§ Set exercise: Where a line in the listing contains the string "totale", copy that line out.

§ Data supplied:
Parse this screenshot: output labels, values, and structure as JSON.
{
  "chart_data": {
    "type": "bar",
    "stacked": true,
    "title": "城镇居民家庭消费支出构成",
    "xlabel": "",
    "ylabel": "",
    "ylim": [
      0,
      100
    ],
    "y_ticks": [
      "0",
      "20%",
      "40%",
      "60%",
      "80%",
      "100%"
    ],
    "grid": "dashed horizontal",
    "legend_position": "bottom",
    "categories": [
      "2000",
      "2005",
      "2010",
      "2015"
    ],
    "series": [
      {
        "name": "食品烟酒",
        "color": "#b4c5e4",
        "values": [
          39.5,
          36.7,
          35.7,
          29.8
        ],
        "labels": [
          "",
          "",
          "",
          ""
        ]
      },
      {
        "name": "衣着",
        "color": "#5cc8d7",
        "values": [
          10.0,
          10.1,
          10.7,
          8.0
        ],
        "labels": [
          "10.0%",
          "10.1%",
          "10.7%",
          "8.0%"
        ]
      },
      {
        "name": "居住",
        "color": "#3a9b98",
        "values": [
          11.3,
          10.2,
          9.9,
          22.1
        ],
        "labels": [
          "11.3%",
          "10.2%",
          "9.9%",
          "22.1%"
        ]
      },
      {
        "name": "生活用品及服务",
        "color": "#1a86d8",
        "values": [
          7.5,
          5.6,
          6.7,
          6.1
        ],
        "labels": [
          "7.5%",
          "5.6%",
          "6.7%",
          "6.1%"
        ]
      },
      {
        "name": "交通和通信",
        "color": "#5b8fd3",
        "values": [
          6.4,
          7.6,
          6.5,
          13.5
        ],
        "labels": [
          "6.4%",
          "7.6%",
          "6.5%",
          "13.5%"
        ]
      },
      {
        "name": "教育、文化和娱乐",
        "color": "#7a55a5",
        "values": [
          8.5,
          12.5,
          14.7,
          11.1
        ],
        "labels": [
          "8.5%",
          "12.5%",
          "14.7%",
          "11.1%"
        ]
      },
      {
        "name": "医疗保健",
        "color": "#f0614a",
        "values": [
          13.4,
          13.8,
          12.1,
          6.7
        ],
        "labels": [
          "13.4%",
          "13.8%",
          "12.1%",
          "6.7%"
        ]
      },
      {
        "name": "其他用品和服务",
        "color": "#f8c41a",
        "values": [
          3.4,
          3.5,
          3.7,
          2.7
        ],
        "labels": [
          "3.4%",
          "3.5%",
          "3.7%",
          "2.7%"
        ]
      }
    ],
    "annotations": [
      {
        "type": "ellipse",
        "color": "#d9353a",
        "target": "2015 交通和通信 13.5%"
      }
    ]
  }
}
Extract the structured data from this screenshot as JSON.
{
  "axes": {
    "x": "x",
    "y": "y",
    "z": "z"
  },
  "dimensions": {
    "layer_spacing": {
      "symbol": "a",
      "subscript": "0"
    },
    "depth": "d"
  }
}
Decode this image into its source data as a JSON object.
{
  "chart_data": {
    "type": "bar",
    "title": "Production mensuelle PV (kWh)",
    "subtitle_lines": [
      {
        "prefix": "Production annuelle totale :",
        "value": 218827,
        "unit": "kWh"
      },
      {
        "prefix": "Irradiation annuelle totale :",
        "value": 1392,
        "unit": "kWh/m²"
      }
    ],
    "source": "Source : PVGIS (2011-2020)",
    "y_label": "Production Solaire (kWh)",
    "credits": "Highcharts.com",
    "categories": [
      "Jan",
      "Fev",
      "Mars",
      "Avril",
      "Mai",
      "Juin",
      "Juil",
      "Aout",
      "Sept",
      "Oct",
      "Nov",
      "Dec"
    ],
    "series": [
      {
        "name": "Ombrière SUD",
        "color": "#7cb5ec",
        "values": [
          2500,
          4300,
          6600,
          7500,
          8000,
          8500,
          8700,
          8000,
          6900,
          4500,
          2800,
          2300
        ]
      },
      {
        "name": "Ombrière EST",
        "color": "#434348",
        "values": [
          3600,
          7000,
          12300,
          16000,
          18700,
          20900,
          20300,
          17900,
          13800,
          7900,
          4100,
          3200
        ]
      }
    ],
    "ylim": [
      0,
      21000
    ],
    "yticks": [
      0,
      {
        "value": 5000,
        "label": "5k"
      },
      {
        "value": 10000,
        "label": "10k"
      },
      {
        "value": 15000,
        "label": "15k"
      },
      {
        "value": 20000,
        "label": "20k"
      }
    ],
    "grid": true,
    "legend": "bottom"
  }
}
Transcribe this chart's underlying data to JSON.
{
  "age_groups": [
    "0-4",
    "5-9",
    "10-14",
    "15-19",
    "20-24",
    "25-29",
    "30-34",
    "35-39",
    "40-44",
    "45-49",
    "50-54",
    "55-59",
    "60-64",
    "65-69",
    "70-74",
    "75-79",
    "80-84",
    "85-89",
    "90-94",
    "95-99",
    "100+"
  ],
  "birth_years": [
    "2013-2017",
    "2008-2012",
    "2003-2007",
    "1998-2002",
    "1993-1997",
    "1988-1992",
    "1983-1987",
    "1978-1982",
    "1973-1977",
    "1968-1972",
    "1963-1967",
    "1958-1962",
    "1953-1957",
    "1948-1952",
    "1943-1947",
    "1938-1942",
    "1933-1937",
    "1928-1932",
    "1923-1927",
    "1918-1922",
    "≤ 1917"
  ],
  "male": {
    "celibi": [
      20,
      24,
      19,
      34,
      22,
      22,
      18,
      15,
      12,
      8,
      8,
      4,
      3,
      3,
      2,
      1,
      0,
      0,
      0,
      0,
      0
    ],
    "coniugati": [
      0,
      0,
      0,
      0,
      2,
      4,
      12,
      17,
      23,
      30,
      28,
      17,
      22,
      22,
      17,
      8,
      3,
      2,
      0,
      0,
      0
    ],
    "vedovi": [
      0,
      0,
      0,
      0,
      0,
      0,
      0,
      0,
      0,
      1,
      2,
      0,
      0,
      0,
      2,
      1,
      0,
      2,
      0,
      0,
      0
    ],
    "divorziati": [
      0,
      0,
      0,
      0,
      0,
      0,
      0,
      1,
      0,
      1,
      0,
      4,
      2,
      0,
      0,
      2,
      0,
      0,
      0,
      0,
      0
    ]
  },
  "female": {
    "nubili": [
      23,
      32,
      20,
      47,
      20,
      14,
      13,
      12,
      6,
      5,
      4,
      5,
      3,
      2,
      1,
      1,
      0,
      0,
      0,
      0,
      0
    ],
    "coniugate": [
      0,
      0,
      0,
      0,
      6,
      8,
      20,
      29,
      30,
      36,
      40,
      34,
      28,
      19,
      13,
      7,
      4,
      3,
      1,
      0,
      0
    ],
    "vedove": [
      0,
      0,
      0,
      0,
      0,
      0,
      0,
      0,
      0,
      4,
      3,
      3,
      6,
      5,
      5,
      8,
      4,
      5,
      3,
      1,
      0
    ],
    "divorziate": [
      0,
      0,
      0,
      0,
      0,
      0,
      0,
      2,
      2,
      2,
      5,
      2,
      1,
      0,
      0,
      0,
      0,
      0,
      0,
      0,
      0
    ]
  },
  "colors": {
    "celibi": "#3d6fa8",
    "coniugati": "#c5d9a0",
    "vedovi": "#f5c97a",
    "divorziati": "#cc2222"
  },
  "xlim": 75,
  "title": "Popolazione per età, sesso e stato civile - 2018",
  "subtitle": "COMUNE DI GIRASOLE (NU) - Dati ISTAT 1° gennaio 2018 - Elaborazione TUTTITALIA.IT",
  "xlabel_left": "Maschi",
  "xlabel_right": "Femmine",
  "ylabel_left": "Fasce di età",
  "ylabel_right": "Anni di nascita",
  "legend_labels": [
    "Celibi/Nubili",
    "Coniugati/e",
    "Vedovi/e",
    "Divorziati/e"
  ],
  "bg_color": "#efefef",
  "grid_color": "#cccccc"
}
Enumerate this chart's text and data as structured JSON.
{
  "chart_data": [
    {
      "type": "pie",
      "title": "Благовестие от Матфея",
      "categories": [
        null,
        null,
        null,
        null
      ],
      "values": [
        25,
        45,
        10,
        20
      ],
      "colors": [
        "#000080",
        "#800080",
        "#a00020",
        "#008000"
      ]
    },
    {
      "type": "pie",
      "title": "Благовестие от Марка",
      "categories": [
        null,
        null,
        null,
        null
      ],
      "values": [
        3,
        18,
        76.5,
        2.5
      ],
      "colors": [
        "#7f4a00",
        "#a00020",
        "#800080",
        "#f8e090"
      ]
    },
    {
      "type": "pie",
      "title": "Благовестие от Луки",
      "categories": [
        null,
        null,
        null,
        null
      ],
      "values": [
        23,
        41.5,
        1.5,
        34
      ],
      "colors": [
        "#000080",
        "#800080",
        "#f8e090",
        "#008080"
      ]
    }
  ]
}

§ Response to the task:
        "prefix": "Production annuelle totale :",
        "prefix": "Irradiation annuelle totale :",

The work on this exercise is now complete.